Every record should be copied exactly, except that pictures are to be omitted.

Stored items from a collection
○ ○ ○ ○ ○

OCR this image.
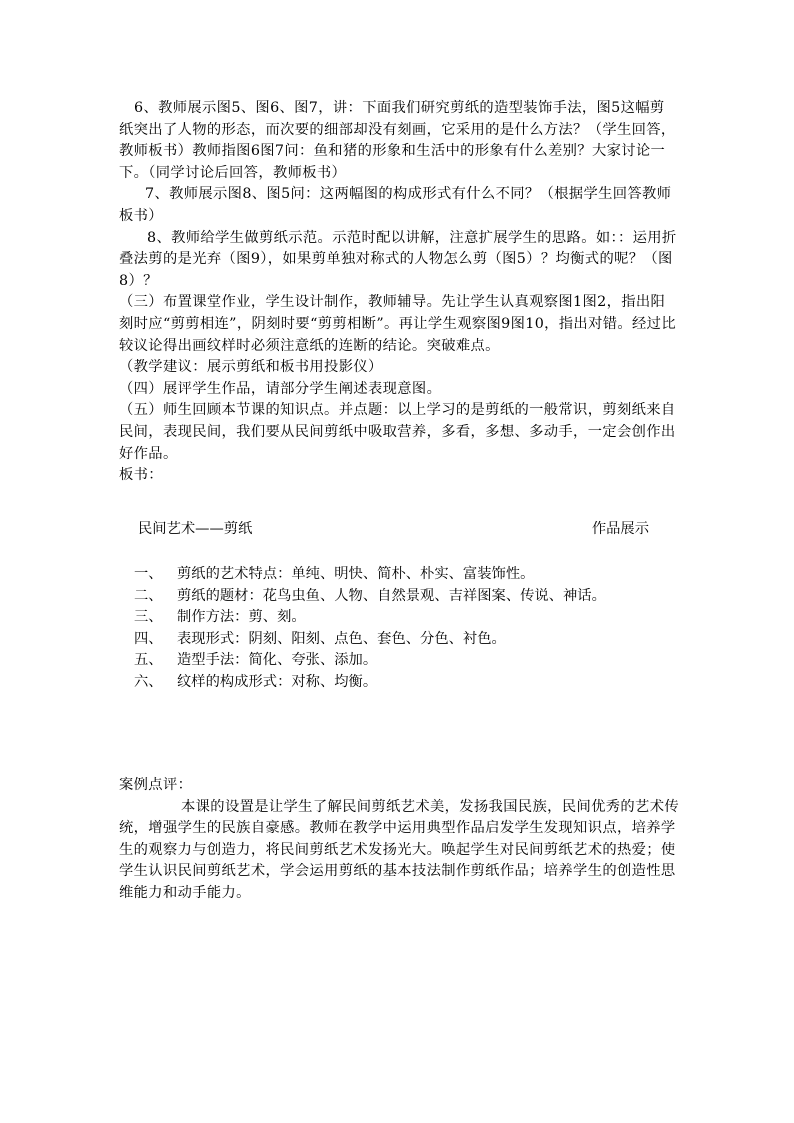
6、教师展示图5、图6、图7，讲：下面我们研究剪纸的造型装饰手法，图5这幅剪纸突出了人物的形态，而次要的细部却没有刻画，它采用的是什么方法？（学生回答，教师板书）教师指图6图7问：鱼和猪的形象和生活中的形象有什么差别？大家讨论一下。（同学讨论后回答，教师板书）

7、教师展示图8、图5问：这两幅图的构成形式有什么不同？（根据学生回答教师板书）

8、教师给学生做剪纸示范。示范时配以讲解，注意扩展学生的思路。如：：运用折叠法剪的是光弃（图9），如果剪单独对称式的人物怎么剪（图5）？均衡式的呢？（图8）？

（三）布置课堂作业，学生设计制作，教师辅导。先让学生认真观察图1图2，指出阳刻时应“剪剪相连”，阴刻时要“剪剪相断”。再让学生观察图9图10，指出对错。经过比较议论得出画纹样时必须注意纸的连断的结论。突破难点。

（教学建议：展示剪纸和板书用投影仪）

（四）展评学生作品，请部分学生阐述表现意图。

（五）师生回顾本节课的知识点。并点题：以上学习的是剪纸的一般常识，剪刻纸来自民间，表现民间，我们要从民间剪纸中吸取营养，多看，多想、多动手，一定会创作出好作品。

板书：

民间艺术——剪纸	作品展示
一、 剪纸的艺术特点：单纯、明快、简朴、朴实、富装饰性。
二、 剪纸的题材：花鸟虫鱼、人物、自然景观、吉祥图案、传说、神话。
三、 制作方法：剪、刻。
四、 表现形式：阴刻、阳刻、点色、套色、分色、衬色。
五、 造型手法：简化、夸张、添加。
六、 纹样的构成形式：对称、均衡。

案例点评：

本课的设置是让学生了解民间剪纸艺术美，发扬我国民族，民间优秀的艺术传统，增强学生的民族自豪感。教师在教学中运用典型作品启发学生发现知识点，培养学生的观察力与创造力，将民间剪纸艺术发扬光大。唤起学生对民间剪纸艺术的热爱；使学生认识民间剪纸艺术，学会运用剪纸的基本技法制作剪纸作品；培养学生的创造性思维能力和动手能力。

○ ○ ○ ○ ○

_RESULT OF THE EXERCISE_
OCR this image.
6、教师展示图5、图6、图7，讲：下面我们研究剪纸的造型装饰手法，图5这幅剪纸突出了人物的形态，而次要的细部却没有刻画，它采用的是什么方法？（学生回答，教师板书）教师指图6图7问：鱼和猪的形象和生活中的形象有什么差别？大家讨论一下。（同学讨论后回答，教师板书）

7、教师展示图8、图5问：这两幅图的构成形式有什么不同？（根据学生回答教师板书）

8、教师给学生做剪纸示范。示范时配以讲解，注意扩展学生的思路。如：：运用折叠法剪的是光弃（图9），如果剪单独对称式的人物怎么剪（图5）？均衡式的呢？（图8）？

（三）布置课堂作业，学生设计制作，教师辅导。先让学生认真观察图1图2，指出阳刻时应“剪剪相连”，阴刻时要“剪剪相断”。再让学生观察图9图10，指出对错。经过比较议论得出画纹样时必须注意纸的连断的结论。突破难点。

（教学建议：展示剪纸和板书用投影仪）

（四）展评学生作品，请部分学生阐述表现意图。

（五）师生回顾本节课的知识点。并点题：以上学习的是剪纸的一般常识，剪刻纸来自民间，表现民间，我们要从民间剪纸中吸取营养，多看，多想、多动手，一定会创作出好作品。

板书：

民间艺术——剪纸	作品展示
一、 剪纸的艺术特点：单纯、明快、简朴、朴实、富装饰性。
二、 剪纸的题材：花鸟虫鱼、人物、自然景观、吉祥图案、传说、神话。
三、 制作方法：剪、刻。
四、 表现形式：阴刻、阳刻、点色、套色、分色、衬色。
五、 造型手法：简化、夸张、添加。
六、 纹样的构成形式：对称、均衡。

案例点评：

本课的设置是让学生了解民间剪纸艺术美，发扬我国民族，民间优秀的艺术传统，增强学生的民族自豪感。教师在教学中运用典型作品启发学生发现知识点，培养学生的观察力与创造力，将民间剪纸艺术发扬光大。唤起学生对民间剪纸艺术的热爱；使学生认识民间剪纸艺术，学会运用剪纸的基本技法制作剪纸作品；培养学生的创造性思维能力和动手能力。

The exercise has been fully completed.